Objective:
Please output the records below in full, exactly as given, but without the images.

**** Records shown ****

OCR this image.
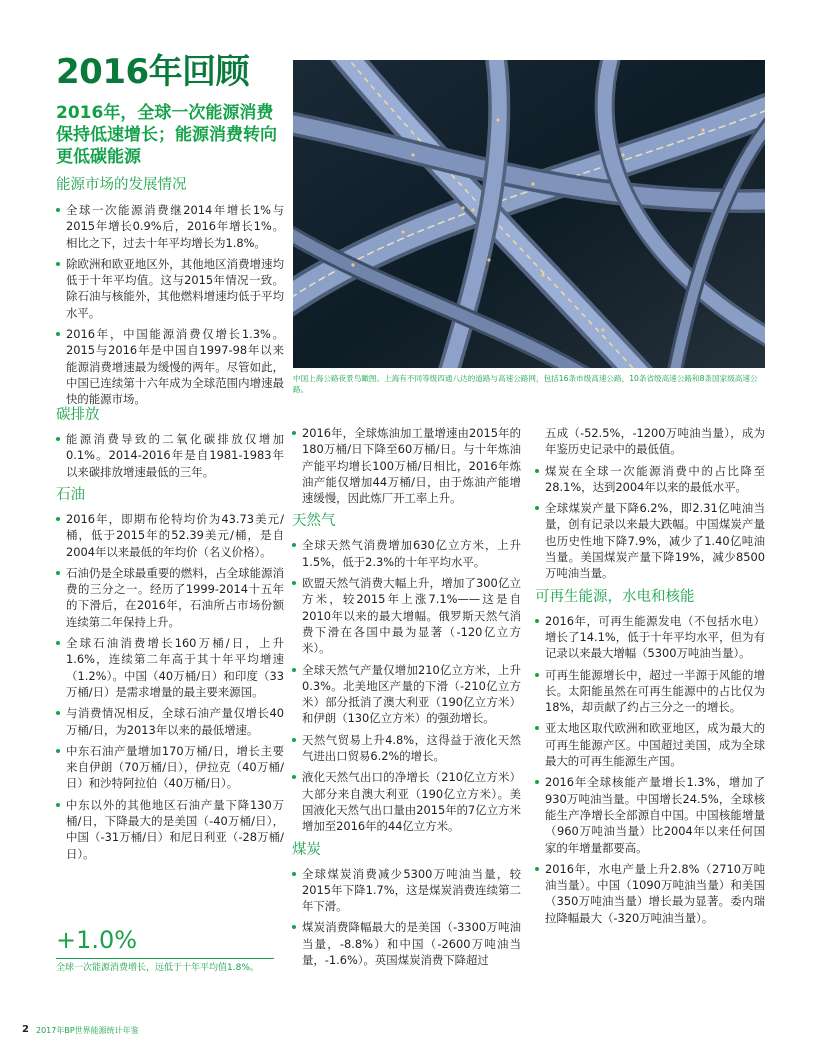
2016年回顾
2016年，全球一次能源消费保持低速增长；能源消费转向更低碳能源
能源市场的发展情况
全球一次能源消费继2014年增长1%与2015年增长0.9%后，2016年增长1%。相比之下，过去十年平均增长为1.8%。
除欧洲和欧亚地区外，其他地区消费增速均低于十年平均值。这与2015年情况一致。除石油与核能外，其他燃料增速均低于平均水平。
2016年，中国能源消费仅增长1.3%。2015与2016年是中国自1997-98年以来能源消费增速最为缓慢的两年。尽管如此，中国已连续第十六年成为全球范围内增速最快的能源市场。
碳排放
能源消费导致的二氧化碳排放仅增加0.1%。2014-2016年是自1981-1983年以来碳排放增速最低的三年。
石油
2016年，即期布伦特均价为43.73美元/桶，低于2015年的52.39美元/桶，是自2004年以来最低的年均价（名义价格）。
石油仍是全球最重要的燃料，占全球能源消费的三分之一。经历了1999-2014十五年的下滑后，在2016年，石油所占市场份额连续第二年保持上升。
全球石油消费增长160万桶/日，上升1.6%，连续第二年高于其十年平均增速（1.2%）。中国（40万桶/日）和印度（33万桶/日）是需求增量的最主要来源国。
与消费情况相反，全球石油产量仅增长40万桶/日，为2013年以来的最低增速。
中东石油产量增加170万桶/日，增长主要来自伊朗（70万桶/日），伊拉克（40万桶/日）和沙特阿拉伯（40万桶/日）。
中东以外的其他地区石油产量下降130万桶/日，下降最大的是美国（-40万桶/日），中国（-31万桶/日）和尼日利亚（-28万桶/日）。
中国上海公路夜景鸟瞰图。上海有不同等级四通八达的道路与高速公路网，包括16条市级高速公路，10条省级高速公路和8条国家级高速公路。
2016年，全球炼油加工量增速由2015年的180万桶/日下降至60万桶/日。与十年炼油产能平均增长100万桶/日相比，2016年炼油产能仅增加44万桶/日，由于炼油产能增速缓慢，因此炼厂开工率上升。
天然气
全球天然气消费增加630亿立方米，上升1.5%，低于2.3%的十年平均水平。
欧盟天然气消费大幅上升，增加了300亿立方米，较2015年上涨7.1%——这是自2010年以来的最大增幅。俄罗斯天然气消费下滑在各国中最为显著（-120亿立方米）。
全球天然气产量仅增加210亿立方米，上升0.3%。北美地区产量的下滑（-210亿立方米）部分抵消了澳大利亚（190亿立方米）和伊朗（130亿立方米）的强劲增长。
天然气贸易上升4.8%，这得益于液化天然气进出口贸易6.2%的增长。
液化天然气出口的净增长（210亿立方米）大部分来自澳大利亚（190亿立方米）。美国液化天然气出口量由2015年的7亿立方米增加至2016年的44亿立方米。
煤炭
全球煤炭消费减少5300万吨油当量，较2015年下降1.7%，这是煤炭消费连续第二年下滑。
煤炭消费降幅最大的是美国（-3300万吨油当量，-8.8%）和中国（-2600万吨油当量，-1.6%）。英国煤炭消费下降超过
五成（-52.5%，-1200万吨油当量），成为年鉴历史记录中的最低值。
煤炭在全球一次能源消费中的占比降至28.1%，达到2004年以来的最低水平。
全球煤炭产量下降6.2%，即2.31亿吨油当量，创有记录以来最大跌幅。中国煤炭产量也历史性地下降7.9%，减少了1.40亿吨油当量。美国煤炭产量下降19%，减少8500万吨油当量。
可再生能源，水电和核能
2016年，可再生能源发电（不包括水电）增长了14.1%，低于十年平均水平，但为有记录以来最大增幅（5300万吨油当量）。
可再生能源增长中，超过一半源于风能的增长。太阳能虽然在可再生能源中的占比仅为18%，却贡献了约占三分之一的增长。
亚太地区取代欧洲和欧亚地区，成为最大的可再生能源产区。中国超过美国，成为全球最大的可再生能源生产国。
2016年全球核能产量增长1.3%，增加了930万吨油当量。中国增长24.5%，全球核能生产净增长全部源自中国。中国核能增量（960万吨油当量）比2004年以来任何国家的年增量都要高。
2016年，水电产量上升2.8%（2710万吨油当量）。中国（1090万吨油当量）和美国（350万吨油当量）增长最为显著。委内瑞拉降幅最大（-320万吨油当量）。
+1.0%
全球一次能源消费增长，远低于十年平均值1.8%。
2 2017年BP世界能源统计年鉴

****

Answer for this exercise:
OCR this image.
2016年回顾
2016年，全球一次能源消费保持低速增长；能源消费转向更低碳能源
能源市场的发展情况
全球一次能源消费继2014年增长1%与2015年增长0.9%后，2016年增长1%。相比之下，过去十年平均增长为1.8%。
除欧洲和欧亚地区外，其他地区消费增速均低于十年平均值。这与2015年情况一致。除石油与核能外，其他燃料增速均低于平均水平。
2016年，中国能源消费仅增长1.3%。2015与2016年是中国自1997-98年以来能源消费增速最为缓慢的两年。尽管如此，中国已连续第十六年成为全球范围内增速最快的能源市场。
碳排放
能源消费导致的二氧化碳排放仅增加0.1%。2014-2016年是自1981-1983年以来碳排放增速最低的三年。
石油
2016年，即期布伦特均价为43.73美元/桶，低于2015年的52.39美元/桶，是自2004年以来最低的年均价（名义价格）。
石油仍是全球最重要的燃料，占全球能源消费的三分之一。经历了1999-2014十五年的下滑后，在2016年，石油所占市场份额连续第二年保持上升。
全球石油消费增长160万桶/日，上升1.6%，连续第二年高于其十年平均增速（1.2%）。中国（40万桶/日）和印度（33万桶/日）是需求增量的最主要来源国。
与消费情况相反，全球石油产量仅增长40万桶/日，为2013年以来的最低增速。
中东石油产量增加170万桶/日，增长主要来自伊朗（70万桶/日），伊拉克（40万桶/日）和沙特阿拉伯（40万桶/日）。
中东以外的其他地区石油产量下降130万桶/日，下降最大的是美国（-40万桶/日），中国（-31万桶/日）和尼日利亚（-28万桶/日）。
中国上海公路夜景鸟瞰图。上海有不同等级四通八达的道路与高速公路网，包括16条市级高速公路，10条省级高速公路和8条国家级高速公路。
2016年，全球炼油加工量增速由2015年的180万桶/日下降至60万桶/日。与十年炼油产能平均增长100万桶/日相比，2016年炼油产能仅增加44万桶/日，由于炼油产能增速缓慢，因此炼厂开工率上升。
天然气
全球天然气消费增加630亿立方米，上升1.5%，低于2.3%的十年平均水平。
欧盟天然气消费大幅上升，增加了300亿立方米，较2015年上涨7.1%——这是自2010年以来的最大增幅。俄罗斯天然气消费下滑在各国中最为显著（-120亿立方米）。
全球天然气产量仅增加210亿立方米，上升0.3%。北美地区产量的下滑（-210亿立方米）部分抵消了澳大利亚（190亿立方米）和伊朗（130亿立方米）的强劲增长。
天然气贸易上升4.8%，这得益于液化天然气进出口贸易6.2%的增长。
液化天然气出口的净增长（210亿立方米）大部分来自澳大利亚（190亿立方米）。美国液化天然气出口量由2015年的7亿立方米增加至2016年的44亿立方米。
煤炭
全球煤炭消费减少5300万吨油当量，较2015年下降1.7%，这是煤炭消费连续第二年下滑。
煤炭消费降幅最大的是美国（-3300万吨油当量，-8.8%）和中国（-2600万吨油当量，-1.6%）。英国煤炭消费下降超过
五成（-52.5%，-1200万吨油当量），成为年鉴历史记录中的最低值。
煤炭在全球一次能源消费中的占比降至28.1%，达到2004年以来的最低水平。
全球煤炭产量下降6.2%，即2.31亿吨油当量，创有记录以来最大跌幅。中国煤炭产量也历史性地下降7.9%，减少了1.40亿吨油当量。美国煤炭产量下降19%，减少8500万吨油当量。
可再生能源，水电和核能
2016年，可再生能源发电（不包括水电）增长了14.1%，低于十年平均水平，但为有记录以来最大增幅（5300万吨油当量）。
可再生能源增长中，超过一半源于风能的增长。太阳能虽然在可再生能源中的占比仅为18%，却贡献了约占三分之一的增长。
亚太地区取代欧洲和欧亚地区，成为最大的可再生能源产区。中国超过美国，成为全球最大的可再生能源生产国。
2016年全球核能产量增长1.3%，增加了930万吨油当量。中国增长24.5%，全球核能生产净增长全部源自中国。中国核能增量（960万吨油当量）比2004年以来任何国家的年增量都要高。
2016年，水电产量上升2.8%（2710万吨油当量）。中国（1090万吨油当量）和美国（350万吨油当量）增长最为显著。委内瑞拉降幅最大（-320万吨油当量）。
+1.0%
全球一次能源消费增长，远低于十年平均值1.8%。
2 2017年BP世界能源统计年鉴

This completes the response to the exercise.